--- begin ---

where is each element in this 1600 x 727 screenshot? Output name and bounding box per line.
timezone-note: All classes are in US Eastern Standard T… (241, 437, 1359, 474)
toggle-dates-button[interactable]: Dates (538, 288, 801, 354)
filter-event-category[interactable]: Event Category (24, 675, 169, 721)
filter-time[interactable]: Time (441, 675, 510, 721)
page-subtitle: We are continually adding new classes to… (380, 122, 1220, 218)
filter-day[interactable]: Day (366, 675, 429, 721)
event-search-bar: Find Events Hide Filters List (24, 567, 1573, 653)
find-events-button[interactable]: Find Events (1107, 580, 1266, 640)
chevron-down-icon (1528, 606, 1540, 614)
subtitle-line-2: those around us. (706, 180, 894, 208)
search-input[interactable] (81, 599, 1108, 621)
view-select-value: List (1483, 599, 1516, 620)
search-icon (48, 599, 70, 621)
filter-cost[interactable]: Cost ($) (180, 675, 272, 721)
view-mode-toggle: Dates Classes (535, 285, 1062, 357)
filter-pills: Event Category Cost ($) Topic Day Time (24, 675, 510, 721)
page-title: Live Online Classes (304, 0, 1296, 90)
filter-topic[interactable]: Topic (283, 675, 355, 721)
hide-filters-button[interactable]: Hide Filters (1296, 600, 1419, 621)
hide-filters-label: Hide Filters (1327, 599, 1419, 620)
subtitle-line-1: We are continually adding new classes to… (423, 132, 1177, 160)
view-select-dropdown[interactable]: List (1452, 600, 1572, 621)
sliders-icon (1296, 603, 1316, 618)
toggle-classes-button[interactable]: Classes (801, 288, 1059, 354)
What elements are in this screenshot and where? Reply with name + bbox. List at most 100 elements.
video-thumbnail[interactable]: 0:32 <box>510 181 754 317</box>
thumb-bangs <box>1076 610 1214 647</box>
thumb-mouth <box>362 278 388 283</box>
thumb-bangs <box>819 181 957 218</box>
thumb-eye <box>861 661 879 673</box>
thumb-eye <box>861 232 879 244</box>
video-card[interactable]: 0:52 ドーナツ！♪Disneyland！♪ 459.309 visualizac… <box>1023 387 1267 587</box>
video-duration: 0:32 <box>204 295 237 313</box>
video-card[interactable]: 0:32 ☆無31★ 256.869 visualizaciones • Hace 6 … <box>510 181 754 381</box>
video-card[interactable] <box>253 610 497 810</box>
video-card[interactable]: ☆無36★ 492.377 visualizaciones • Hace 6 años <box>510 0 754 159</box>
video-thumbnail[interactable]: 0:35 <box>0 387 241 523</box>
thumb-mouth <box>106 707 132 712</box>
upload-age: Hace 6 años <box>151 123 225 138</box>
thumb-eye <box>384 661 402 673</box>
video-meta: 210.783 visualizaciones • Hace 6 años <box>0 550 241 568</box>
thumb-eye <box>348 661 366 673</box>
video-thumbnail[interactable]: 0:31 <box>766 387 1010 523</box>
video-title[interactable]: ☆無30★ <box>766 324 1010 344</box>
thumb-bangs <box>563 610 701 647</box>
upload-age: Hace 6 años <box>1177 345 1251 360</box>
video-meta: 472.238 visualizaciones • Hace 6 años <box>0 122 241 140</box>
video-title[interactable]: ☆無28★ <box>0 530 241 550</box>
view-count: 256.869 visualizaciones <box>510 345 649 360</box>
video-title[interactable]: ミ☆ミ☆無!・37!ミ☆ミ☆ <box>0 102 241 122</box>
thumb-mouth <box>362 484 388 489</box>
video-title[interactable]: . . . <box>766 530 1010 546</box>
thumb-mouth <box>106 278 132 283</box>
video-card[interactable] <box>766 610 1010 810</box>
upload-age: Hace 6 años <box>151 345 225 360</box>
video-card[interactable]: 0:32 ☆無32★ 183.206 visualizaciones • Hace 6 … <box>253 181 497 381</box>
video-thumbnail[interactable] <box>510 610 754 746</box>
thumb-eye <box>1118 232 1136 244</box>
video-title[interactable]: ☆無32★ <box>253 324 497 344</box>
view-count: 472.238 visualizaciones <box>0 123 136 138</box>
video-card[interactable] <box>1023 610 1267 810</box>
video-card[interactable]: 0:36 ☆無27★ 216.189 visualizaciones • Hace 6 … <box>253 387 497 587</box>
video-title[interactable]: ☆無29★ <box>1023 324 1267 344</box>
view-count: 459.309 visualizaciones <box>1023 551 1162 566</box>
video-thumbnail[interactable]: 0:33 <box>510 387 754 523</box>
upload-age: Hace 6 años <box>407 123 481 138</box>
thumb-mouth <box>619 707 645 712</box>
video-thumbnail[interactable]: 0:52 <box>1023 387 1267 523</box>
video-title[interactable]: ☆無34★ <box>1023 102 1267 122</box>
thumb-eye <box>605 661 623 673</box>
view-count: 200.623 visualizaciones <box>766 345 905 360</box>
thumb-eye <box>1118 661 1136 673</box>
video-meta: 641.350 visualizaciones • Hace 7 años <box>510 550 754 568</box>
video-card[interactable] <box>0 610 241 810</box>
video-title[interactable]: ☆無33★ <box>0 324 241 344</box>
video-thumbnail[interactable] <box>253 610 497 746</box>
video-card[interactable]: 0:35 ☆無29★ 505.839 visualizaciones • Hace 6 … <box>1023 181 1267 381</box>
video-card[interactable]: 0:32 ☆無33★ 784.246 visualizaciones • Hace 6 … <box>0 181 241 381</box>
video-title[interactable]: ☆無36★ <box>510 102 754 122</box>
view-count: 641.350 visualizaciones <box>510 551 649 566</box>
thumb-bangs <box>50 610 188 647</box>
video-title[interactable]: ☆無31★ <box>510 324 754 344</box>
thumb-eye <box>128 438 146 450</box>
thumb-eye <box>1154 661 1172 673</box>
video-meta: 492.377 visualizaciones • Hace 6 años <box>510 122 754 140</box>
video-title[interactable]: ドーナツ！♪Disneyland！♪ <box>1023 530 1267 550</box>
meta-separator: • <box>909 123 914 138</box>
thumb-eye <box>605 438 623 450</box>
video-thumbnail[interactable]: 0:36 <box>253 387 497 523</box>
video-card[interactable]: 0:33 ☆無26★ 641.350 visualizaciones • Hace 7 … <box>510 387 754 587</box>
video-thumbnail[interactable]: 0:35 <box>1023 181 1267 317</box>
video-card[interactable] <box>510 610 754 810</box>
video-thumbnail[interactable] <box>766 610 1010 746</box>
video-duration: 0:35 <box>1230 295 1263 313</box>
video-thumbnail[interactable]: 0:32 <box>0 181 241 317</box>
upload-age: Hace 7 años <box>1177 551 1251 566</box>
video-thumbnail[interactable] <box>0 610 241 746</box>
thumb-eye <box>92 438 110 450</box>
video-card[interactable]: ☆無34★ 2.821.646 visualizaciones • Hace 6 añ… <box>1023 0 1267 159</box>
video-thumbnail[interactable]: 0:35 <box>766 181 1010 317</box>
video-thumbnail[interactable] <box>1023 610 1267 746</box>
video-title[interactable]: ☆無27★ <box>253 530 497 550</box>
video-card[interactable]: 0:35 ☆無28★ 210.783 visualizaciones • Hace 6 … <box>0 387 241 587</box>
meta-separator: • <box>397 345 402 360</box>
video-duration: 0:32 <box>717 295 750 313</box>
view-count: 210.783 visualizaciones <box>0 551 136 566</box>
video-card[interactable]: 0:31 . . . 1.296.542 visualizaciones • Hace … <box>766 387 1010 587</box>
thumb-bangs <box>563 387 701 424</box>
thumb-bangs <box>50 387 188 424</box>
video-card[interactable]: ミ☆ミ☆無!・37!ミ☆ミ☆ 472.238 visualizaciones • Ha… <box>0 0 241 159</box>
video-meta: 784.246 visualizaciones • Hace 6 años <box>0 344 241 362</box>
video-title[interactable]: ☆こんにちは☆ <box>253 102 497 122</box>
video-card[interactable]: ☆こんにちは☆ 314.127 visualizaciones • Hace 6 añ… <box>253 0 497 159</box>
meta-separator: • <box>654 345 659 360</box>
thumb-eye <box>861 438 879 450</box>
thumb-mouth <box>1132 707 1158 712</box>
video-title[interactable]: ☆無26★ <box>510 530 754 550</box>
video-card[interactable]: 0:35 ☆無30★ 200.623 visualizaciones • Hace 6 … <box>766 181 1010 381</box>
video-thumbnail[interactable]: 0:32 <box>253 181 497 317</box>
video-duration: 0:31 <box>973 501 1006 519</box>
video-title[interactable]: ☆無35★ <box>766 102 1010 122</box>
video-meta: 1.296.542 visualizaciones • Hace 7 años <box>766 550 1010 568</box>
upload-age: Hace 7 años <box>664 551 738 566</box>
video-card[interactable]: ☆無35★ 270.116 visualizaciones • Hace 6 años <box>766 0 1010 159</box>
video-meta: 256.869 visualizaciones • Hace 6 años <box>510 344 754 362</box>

--- end ---

__Objective__. Arrange the records above as a numbered list, omitting any blank lines, starting at the first line and ending at the line containing "view-select-value: List (1483, 599, 1516, 620)", with both of those lines included.

__Output for this exercise__.
1. where is each element in this 1600 x 727 screenshot? Output name and bounding box per line.
2. timezone-note: All classes are in US Eastern Standard T… (241, 437, 1359, 474)
3. toggle-dates-button[interactable]: Dates (538, 288, 801, 354)
4. filter-event-category[interactable]: Event Category (24, 675, 169, 721)
5. filter-time[interactable]: Time (441, 675, 510, 721)
6. page-subtitle: We are continually adding new classes to… (380, 122, 1220, 218)
7. filter-day[interactable]: Day (366, 675, 429, 721)
8. event-search-bar: Find Events Hide Filters List (24, 567, 1573, 653)
9. find-events-button[interactable]: Find Events (1107, 580, 1266, 640)
10. chevron-down-icon (1528, 606, 1540, 614)
11. subtitle-line-2: those around us. (706, 180, 894, 208)
12. search-input[interactable] (81, 599, 1108, 621)
13. view-select-value: List (1483, 599, 1516, 620)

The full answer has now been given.